* Exercise prompt
Only the number is wanted: how many lines contain "JSON"?

----------------

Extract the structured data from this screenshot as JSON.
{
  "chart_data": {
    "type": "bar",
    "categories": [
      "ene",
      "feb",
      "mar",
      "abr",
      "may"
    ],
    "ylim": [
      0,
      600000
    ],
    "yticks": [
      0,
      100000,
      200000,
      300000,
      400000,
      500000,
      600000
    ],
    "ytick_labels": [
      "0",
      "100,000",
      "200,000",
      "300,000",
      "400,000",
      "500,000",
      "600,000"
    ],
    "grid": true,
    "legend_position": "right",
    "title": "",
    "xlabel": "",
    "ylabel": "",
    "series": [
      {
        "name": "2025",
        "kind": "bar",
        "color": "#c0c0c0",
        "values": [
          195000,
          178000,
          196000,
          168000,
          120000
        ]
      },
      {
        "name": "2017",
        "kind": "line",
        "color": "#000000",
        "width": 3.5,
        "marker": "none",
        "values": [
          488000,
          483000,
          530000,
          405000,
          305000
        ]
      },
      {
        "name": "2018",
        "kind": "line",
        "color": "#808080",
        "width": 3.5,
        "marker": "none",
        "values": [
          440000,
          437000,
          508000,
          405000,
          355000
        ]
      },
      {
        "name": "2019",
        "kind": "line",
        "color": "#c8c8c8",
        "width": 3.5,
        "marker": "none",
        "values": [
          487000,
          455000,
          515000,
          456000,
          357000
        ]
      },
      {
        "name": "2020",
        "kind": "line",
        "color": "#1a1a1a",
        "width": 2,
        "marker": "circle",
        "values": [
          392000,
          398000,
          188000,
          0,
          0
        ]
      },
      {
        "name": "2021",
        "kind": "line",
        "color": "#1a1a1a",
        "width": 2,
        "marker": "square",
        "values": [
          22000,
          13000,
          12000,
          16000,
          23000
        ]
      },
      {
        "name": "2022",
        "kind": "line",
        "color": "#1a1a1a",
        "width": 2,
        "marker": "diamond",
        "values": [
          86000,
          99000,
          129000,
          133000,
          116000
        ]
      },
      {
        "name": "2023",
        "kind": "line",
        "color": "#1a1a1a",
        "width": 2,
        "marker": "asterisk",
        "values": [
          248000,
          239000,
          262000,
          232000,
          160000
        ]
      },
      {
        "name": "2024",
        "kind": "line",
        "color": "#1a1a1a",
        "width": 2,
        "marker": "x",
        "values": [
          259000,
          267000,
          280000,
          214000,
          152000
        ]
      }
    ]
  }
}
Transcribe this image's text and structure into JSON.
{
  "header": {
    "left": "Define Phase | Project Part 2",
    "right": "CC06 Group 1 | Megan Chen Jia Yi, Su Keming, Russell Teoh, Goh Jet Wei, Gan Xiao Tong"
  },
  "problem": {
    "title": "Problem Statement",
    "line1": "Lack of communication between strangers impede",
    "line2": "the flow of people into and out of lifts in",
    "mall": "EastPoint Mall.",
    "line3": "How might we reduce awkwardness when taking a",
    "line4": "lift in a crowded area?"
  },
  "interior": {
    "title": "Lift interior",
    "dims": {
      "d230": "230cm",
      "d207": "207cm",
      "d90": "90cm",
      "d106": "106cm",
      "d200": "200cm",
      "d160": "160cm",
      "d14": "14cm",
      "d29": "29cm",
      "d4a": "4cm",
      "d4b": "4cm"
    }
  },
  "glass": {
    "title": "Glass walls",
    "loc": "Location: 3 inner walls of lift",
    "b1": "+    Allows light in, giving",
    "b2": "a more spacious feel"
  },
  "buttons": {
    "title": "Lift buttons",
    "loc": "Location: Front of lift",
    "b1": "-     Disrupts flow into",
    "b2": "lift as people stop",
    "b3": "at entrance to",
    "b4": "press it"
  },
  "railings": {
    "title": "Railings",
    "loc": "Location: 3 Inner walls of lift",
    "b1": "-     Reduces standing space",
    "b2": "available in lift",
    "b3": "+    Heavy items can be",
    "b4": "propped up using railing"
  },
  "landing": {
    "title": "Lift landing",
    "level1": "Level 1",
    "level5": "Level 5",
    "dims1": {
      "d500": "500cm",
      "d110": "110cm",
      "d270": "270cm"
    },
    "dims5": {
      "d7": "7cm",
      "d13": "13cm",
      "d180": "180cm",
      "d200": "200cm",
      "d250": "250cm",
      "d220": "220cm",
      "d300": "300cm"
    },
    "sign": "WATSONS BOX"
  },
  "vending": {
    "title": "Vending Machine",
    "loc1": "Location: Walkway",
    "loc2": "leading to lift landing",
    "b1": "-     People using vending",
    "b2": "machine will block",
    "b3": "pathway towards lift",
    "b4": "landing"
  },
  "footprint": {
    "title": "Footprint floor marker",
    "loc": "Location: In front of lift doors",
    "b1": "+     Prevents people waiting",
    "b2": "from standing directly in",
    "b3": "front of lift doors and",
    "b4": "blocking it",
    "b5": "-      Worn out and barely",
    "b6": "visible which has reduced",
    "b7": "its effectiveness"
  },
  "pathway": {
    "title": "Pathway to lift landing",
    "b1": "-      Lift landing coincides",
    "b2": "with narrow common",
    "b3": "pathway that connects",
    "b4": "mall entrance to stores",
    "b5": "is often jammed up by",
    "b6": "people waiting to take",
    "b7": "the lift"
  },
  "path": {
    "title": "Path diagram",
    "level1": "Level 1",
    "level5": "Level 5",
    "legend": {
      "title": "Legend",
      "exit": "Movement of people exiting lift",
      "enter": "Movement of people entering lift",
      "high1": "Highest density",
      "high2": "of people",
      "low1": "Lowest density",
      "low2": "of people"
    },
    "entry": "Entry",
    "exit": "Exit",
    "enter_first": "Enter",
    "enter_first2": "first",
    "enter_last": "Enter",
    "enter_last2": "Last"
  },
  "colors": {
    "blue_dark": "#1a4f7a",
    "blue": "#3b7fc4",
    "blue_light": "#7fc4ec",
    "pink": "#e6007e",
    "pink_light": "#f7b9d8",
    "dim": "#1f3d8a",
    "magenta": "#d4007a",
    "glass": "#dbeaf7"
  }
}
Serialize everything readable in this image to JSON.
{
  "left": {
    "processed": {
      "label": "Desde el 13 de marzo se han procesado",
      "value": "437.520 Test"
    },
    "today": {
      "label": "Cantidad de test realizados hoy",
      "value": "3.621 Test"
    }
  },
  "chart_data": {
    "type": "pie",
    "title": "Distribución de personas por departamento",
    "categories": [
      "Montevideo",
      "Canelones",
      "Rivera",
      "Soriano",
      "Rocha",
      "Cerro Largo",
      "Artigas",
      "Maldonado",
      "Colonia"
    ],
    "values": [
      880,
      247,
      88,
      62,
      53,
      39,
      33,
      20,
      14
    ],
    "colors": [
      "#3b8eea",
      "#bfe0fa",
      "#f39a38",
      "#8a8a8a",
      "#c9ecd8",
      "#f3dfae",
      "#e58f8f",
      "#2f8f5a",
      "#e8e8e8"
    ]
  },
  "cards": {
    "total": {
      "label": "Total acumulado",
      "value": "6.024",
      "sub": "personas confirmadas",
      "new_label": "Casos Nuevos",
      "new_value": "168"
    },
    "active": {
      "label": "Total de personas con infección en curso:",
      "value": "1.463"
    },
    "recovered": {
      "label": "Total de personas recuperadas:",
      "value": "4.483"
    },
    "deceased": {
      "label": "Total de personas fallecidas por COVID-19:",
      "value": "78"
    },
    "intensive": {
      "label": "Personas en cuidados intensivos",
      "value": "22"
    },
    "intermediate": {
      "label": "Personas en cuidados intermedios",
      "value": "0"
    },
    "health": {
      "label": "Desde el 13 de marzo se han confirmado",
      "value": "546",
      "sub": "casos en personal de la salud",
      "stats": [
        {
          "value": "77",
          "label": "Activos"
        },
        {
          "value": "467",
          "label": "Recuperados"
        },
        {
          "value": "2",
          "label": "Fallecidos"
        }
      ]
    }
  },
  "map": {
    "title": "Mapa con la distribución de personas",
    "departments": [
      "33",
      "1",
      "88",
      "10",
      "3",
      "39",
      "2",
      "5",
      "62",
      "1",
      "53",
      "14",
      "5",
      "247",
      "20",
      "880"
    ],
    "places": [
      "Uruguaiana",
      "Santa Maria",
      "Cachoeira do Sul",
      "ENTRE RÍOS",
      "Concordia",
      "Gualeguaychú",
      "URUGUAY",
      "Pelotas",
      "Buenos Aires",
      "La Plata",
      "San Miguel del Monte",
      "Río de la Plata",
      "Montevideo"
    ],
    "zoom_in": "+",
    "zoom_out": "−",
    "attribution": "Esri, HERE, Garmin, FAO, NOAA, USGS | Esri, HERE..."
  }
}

----------------

* Result below
3